-- RECORDS TO USE --
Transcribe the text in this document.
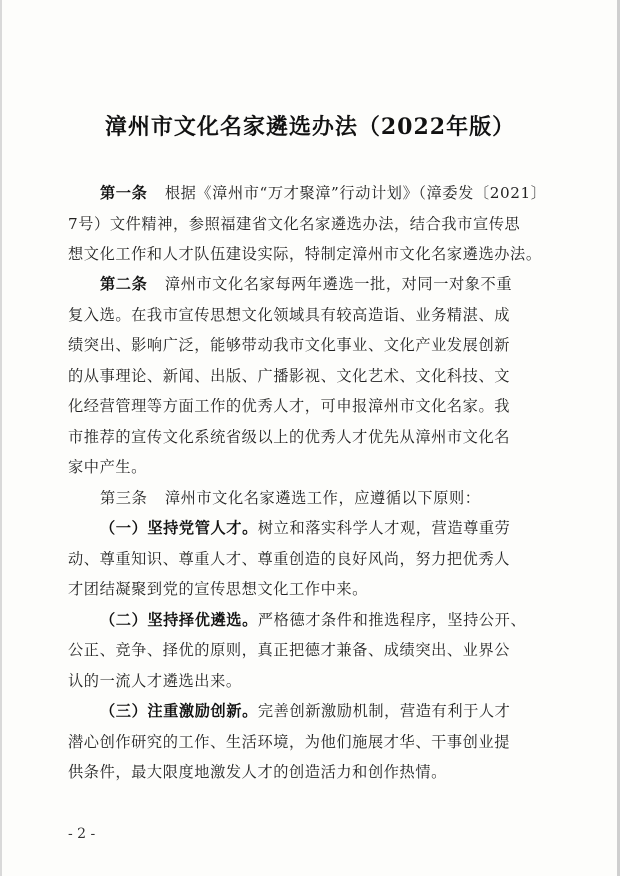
漳州市文化名家遴选办法（2022年版）
第一条 根据《漳州市“万才聚漳”行动计划》（漳委发〔2021〕
7号）文件精神，参照福建省文化名家遴选办法，结合我市宣传思
想文化工作和人才队伍建设实际，特制定漳州市文化名家遴选办法。
第二条 漳州市文化名家每两年遴选一批，对同一对象不重
复入选。在我市宣传思想文化领域具有较高造诣、业务精湛、成
绩突出、影响广泛，能够带动我市文化事业、文化产业发展创新
的从事理论、新闻、出版、广播影视、文化艺术、文化科技、文
化经营管理等方面工作的优秀人才，可申报漳州市文化名家。我
市推荐的宣传文化系统省级以上的优秀人才优先从漳州市文化名
家中产生。
第三条 漳州市文化名家遴选工作，应遵循以下原则：
（一）坚持党管人才。树立和落实科学人才观，营造尊重劳
动、尊重知识、尊重人才、尊重创造的良好风尚，努力把优秀人
才团结凝聚到党的宣传思想文化工作中来。
（二）坚持择优遴选。严格德才条件和推选程序，坚持公开、
公正、竞争、择优的原则，真正把德才兼备、成绩突出、业界公
认的一流人才遴选出来。
（三）注重激励创新。完善创新激励机制，营造有利于人才
潜心创作研究的工作、生活环境，为他们施展才华、干事创业提
供条件，最大限度地激发人才的创造活力和创作热情。
- 2 -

-- SET PROBLEM --
Write the material out again exactly as it appears, dropping the pictures.

-- REPLY TO THE TASK --
Transcribe the text in this document.
漳州市文化名家遴选办法（2022年版）
第一条 根据《漳州市“万才聚漳”行动计划》（漳委发〔2021〕
7号）文件精神，参照福建省文化名家遴选办法，结合我市宣传思
想文化工作和人才队伍建设实际，特制定漳州市文化名家遴选办法。
第二条 漳州市文化名家每两年遴选一批，对同一对象不重
复入选。在我市宣传思想文化领域具有较高造诣、业务精湛、成
绩突出、影响广泛，能够带动我市文化事业、文化产业发展创新
的从事理论、新闻、出版、广播影视、文化艺术、文化科技、文
化经营管理等方面工作的优秀人才，可申报漳州市文化名家。我
市推荐的宣传文化系统省级以上的优秀人才优先从漳州市文化名
家中产生。
第三条 漳州市文化名家遴选工作，应遵循以下原则：
（一）坚持党管人才。树立和落实科学人才观，营造尊重劳
动、尊重知识、尊重人才、尊重创造的良好风尚，努力把优秀人
才团结凝聚到党的宣传思想文化工作中来。
（二）坚持择优遴选。严格德才条件和推选程序，坚持公开、
公正、竞争、择优的原则，真正把德才兼备、成绩突出、业界公
认的一流人才遴选出来。
（三）注重激励创新。完善创新激励机制，营造有利于人才
潜心创作研究的工作、生活环境，为他们施展才华、干事创业提
供条件，最大限度地激发人才的创造活力和创作热情。
- 2 -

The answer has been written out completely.